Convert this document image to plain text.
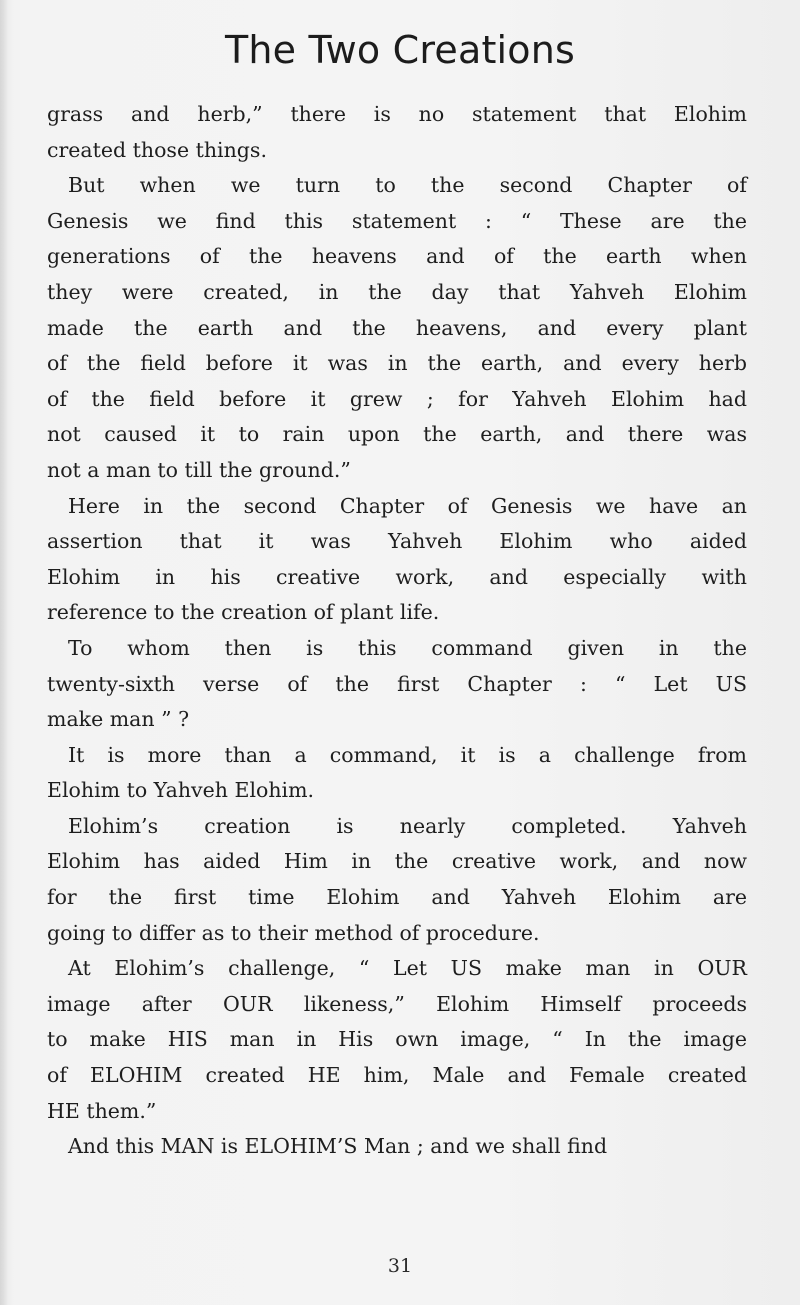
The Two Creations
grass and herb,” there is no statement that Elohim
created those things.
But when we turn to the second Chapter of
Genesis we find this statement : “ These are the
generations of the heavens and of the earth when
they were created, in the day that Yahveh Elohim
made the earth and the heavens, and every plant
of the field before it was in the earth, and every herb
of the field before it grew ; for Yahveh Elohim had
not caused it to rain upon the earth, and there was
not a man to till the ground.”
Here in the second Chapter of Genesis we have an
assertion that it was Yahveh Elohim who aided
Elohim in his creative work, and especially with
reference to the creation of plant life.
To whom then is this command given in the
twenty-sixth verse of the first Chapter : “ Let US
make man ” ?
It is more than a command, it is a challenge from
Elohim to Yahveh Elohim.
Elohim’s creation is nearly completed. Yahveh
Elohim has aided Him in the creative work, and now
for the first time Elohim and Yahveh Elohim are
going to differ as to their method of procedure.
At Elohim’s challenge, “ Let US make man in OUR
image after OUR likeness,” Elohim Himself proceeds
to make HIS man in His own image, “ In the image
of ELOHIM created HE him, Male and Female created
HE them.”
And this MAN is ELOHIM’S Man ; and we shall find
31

= = =

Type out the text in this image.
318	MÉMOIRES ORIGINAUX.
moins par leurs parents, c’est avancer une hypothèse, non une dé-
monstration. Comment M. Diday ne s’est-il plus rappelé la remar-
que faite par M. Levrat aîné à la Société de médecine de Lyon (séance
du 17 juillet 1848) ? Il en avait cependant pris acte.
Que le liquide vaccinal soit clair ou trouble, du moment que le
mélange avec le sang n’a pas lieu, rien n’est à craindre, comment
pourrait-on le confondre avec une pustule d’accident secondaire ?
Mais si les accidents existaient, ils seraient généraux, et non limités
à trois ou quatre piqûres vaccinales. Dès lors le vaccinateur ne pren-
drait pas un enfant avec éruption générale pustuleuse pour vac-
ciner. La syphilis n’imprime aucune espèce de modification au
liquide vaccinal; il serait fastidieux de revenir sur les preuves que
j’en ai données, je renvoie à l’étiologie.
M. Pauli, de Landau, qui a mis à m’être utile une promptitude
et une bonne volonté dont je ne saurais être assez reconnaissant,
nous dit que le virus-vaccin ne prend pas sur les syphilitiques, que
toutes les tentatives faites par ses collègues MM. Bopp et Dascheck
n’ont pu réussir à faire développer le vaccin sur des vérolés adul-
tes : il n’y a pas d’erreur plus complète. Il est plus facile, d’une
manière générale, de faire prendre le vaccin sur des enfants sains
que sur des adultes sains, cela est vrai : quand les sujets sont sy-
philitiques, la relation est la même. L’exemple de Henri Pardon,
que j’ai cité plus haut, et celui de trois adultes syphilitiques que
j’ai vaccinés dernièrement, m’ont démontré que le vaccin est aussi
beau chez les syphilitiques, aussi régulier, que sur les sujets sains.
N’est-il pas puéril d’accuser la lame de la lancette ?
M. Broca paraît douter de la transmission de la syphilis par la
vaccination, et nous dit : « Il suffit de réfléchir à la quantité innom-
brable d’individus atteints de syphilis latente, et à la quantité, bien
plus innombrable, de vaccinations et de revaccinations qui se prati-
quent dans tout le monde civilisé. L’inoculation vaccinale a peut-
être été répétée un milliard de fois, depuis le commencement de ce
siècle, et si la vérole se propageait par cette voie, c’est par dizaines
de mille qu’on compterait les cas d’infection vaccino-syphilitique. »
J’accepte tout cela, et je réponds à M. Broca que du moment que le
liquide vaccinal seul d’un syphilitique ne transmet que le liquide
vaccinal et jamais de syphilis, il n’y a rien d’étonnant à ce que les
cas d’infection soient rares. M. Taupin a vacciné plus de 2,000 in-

= = =

» Goal of the exercise
How many lines of the entries contain the word "herb"? Only the number is wanted.

» Task output
2